• Do this
Repeat the whole listing exactly.

Figure content listings
:::::

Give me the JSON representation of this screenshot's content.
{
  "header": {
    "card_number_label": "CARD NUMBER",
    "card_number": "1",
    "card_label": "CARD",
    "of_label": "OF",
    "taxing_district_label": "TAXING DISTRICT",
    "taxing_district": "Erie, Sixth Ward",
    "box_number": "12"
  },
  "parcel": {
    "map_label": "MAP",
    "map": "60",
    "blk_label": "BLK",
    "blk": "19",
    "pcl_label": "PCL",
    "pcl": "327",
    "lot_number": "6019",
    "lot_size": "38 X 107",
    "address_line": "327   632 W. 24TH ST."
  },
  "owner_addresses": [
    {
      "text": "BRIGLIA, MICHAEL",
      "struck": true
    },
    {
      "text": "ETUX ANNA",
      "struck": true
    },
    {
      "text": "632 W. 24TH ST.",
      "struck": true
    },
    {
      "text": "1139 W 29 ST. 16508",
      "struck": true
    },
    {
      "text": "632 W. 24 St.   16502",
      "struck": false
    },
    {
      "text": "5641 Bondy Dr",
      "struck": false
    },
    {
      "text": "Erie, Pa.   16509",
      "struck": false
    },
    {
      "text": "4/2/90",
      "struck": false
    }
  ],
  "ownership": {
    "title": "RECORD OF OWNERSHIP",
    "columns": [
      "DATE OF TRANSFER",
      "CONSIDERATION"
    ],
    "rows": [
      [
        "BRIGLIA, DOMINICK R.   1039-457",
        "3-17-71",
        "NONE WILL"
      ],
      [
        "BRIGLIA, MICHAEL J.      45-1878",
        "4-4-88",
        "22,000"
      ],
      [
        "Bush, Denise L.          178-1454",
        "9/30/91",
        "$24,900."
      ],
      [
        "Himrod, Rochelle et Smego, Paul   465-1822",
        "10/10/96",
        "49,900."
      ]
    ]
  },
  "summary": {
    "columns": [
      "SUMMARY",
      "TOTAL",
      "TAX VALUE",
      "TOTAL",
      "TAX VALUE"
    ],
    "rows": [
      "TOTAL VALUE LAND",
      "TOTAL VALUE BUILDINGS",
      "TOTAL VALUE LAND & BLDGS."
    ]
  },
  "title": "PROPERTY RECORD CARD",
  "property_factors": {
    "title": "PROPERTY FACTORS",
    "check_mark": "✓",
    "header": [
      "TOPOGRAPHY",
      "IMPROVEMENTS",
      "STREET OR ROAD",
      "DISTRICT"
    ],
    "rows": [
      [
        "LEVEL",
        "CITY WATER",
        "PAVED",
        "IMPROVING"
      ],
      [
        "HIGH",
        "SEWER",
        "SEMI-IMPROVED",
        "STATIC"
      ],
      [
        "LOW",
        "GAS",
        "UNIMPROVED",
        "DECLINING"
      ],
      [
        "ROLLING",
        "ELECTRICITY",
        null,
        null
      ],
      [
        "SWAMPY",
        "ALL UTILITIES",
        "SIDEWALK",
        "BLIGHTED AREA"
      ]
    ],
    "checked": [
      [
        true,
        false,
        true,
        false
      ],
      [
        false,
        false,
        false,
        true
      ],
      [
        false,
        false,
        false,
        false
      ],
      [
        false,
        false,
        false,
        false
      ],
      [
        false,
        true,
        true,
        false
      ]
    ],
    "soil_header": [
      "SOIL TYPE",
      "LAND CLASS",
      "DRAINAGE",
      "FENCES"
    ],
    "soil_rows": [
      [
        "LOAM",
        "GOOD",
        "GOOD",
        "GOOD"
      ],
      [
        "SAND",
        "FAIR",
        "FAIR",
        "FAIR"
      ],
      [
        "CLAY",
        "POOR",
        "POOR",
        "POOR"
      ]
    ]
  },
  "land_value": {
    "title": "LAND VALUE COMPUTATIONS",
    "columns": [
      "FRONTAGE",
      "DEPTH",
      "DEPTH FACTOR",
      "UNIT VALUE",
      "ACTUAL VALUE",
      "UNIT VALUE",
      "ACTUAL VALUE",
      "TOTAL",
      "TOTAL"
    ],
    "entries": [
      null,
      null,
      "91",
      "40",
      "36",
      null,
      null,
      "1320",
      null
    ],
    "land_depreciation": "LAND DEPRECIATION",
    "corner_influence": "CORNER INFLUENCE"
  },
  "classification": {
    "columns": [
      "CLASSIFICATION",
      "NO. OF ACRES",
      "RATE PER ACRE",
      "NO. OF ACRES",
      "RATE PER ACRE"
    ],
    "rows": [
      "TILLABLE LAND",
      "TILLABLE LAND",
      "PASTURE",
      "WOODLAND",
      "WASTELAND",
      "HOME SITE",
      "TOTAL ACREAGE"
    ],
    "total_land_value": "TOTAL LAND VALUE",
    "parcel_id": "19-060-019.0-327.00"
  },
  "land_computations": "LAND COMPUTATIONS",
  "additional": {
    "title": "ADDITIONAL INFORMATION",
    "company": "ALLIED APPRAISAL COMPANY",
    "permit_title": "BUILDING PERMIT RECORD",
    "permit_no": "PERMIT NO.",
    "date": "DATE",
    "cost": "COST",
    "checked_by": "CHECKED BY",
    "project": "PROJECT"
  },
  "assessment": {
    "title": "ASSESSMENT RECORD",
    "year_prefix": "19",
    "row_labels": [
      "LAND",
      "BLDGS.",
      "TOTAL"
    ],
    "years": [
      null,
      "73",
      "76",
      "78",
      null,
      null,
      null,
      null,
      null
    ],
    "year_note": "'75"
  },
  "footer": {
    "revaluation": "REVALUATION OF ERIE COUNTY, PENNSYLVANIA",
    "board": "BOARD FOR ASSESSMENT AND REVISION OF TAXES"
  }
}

:::::

• Reply
Give me the JSON representation of this screenshot's content.
{
  "header": {
    "card_number_label": "CARD NUMBER",
    "card_number": "1",
    "card_label": "CARD",
    "of_label": "OF",
    "taxing_district_label": "TAXING DISTRICT",
    "taxing_district": "Erie, Sixth Ward",
    "box_number": "12"
  },
  "parcel": {
    "map_label": "MAP",
    "map": "60",
    "blk_label": "BLK",
    "blk": "19",
    "pcl_label": "PCL",
    "pcl": "327",
    "lot_number": "6019",
    "lot_size": "38 X 107",
    "address_line": "327   632 W. 24TH ST."
  },
  "owner_addresses": [
    {
      "text": "BRIGLIA, MICHAEL",
      "struck": true
    },
    {
      "text": "ETUX ANNA",
      "struck": true
    },
    {
      "text": "632 W. 24TH ST.",
      "struck": true
    },
    {
      "text": "1139 W 29 ST. 16508",
      "struck": true
    },
    {
      "text": "632 W. 24 St.   16502",
      "struck": false
    },
    {
      "text": "5641 Bondy Dr",
      "struck": false
    },
    {
      "text": "Erie, Pa.   16509",
      "struck": false
    },
    {
      "text": "4/2/90",
      "struck": false
    }
  ],
  "ownership": {
    "title": "RECORD OF OWNERSHIP",
    "columns": [
      "DATE OF TRANSFER",
      "CONSIDERATION"
    ],
    "rows": [
      [
        "BRIGLIA, DOMINICK R.   1039-457",
        "3-17-71",
        "NONE WILL"
      ],
      [
        "BRIGLIA, MICHAEL J.      45-1878",
        "4-4-88",
        "22,000"
      ],
      [
        "Bush, Denise L.          178-1454",
        "9/30/91",
        "$24,900."
      ],
      [
        "Himrod, Rochelle et Smego, Paul   465-1822",
        "10/10/96",
        "49,900."
      ]
    ]
  },
  "summary": {
    "columns": [
      "SUMMARY",
      "TOTAL",
      "TAX VALUE",
      "TOTAL",
      "TAX VALUE"
    ],
    "rows": [
      "TOTAL VALUE LAND",
      "TOTAL VALUE BUILDINGS",
      "TOTAL VALUE LAND & BLDGS."
    ]
  },
  "title": "PROPERTY RECORD CARD",
  "property_factors": {
    "title": "PROPERTY FACTORS",
    "check_mark": "✓",
    "header": [
      "TOPOGRAPHY",
      "IMPROVEMENTS",
      "STREET OR ROAD",
      "DISTRICT"
    ],
    "rows": [
      [
        "LEVEL",
        "CITY WATER",
        "PAVED",
        "IMPROVING"
      ],
      [
        "HIGH",
        "SEWER",
        "SEMI-IMPROVED",
        "STATIC"
      ],
      [
        "LOW",
        "GAS",
        "UNIMPROVED",
        "DECLINING"
      ],
      [
        "ROLLING",
        "ELECTRICITY",
        null,
        null
      ],
      [
        "SWAMPY",
        "ALL UTILITIES",
        "SIDEWALK",
        "BLIGHTED AREA"
      ]
    ],
    "checked": [
      [
        true,
        false,
        true,
        false
      ],
      [
        false,
        false,
        false,
        true
      ],
      [
        false,
        false,
        false,
        false
      ],
      [
        false,
        false,
        false,
        false
      ],
      [
        false,
        true,
        true,
        false
      ]
    ],
    "soil_header": [
      "SOIL TYPE",
      "LAND CLASS",
      "DRAINAGE",
      "FENCES"
    ],
    "soil_rows": [
      [
        "LOAM",
        "GOOD",
        "GOOD",
        "GOOD"
      ],
      [
        "SAND",
        "FAIR",
        "FAIR",
        "FAIR"
      ],
      [
        "CLAY",
        "POOR",
        "POOR",
        "POOR"
      ]
    ]
  },
  "land_value": {
    "title": "LAND VALUE COMPUTATIONS",
    "columns": [
      "FRONTAGE",
      "DEPTH",
      "DEPTH FACTOR",
      "UNIT VALUE",
      "ACTUAL VALUE",
      "UNIT VALUE",
      "ACTUAL VALUE",
      "TOTAL",
      "TOTAL"
    ],
    "entries": [
      null,
      null,
      "91",
      "40",
      "36",
      null,
      null,
      "1320",
      null
    ],
    "land_depreciation": "LAND DEPRECIATION",
    "corner_influence": "CORNER INFLUENCE"
  },
  "classification": {
    "columns": [
      "CLASSIFICATION",
      "NO. OF ACRES",
      "RATE PER ACRE",
      "NO. OF ACRES",
      "RATE PER ACRE"
    ],
    "rows": [
      "TILLABLE LAND",
      "TILLABLE LAND",
      "PASTURE",
      "WOODLAND",
      "WASTELAND",
      "HOME SITE",
      "TOTAL ACREAGE"
    ],
    "total_land_value": "TOTAL LAND VALUE",
    "parcel_id": "19-060-019.0-327.00"
  },
  "land_computations": "LAND COMPUTATIONS",
  "additional": {
    "title": "ADDITIONAL INFORMATION",
    "company": "ALLIED APPRAISAL COMPANY",
    "permit_title": "BUILDING PERMIT RECORD",
    "permit_no": "PERMIT NO.",
    "date": "DATE",
    "cost": "COST",
    "checked_by": "CHECKED BY",
    "project": "PROJECT"
  },
  "assessment": {
    "title": "ASSESSMENT RECORD",
    "year_prefix": "19",
    "row_labels": [
      "LAND",
      "BLDGS.",
      "TOTAL"
    ],
    "years": [
      null,
      "73",
      "76",
      "78",
      null,
      null,
      null,
      null,
      null
    ],
    "year_note": "'75"
  },
  "footer": {
    "revaluation": "REVALUATION OF ERIE COUNTY, PENNSYLVANIA",
    "board": "BOARD FOR ASSESSMENT AND REVISION OF TAXES"
  }
}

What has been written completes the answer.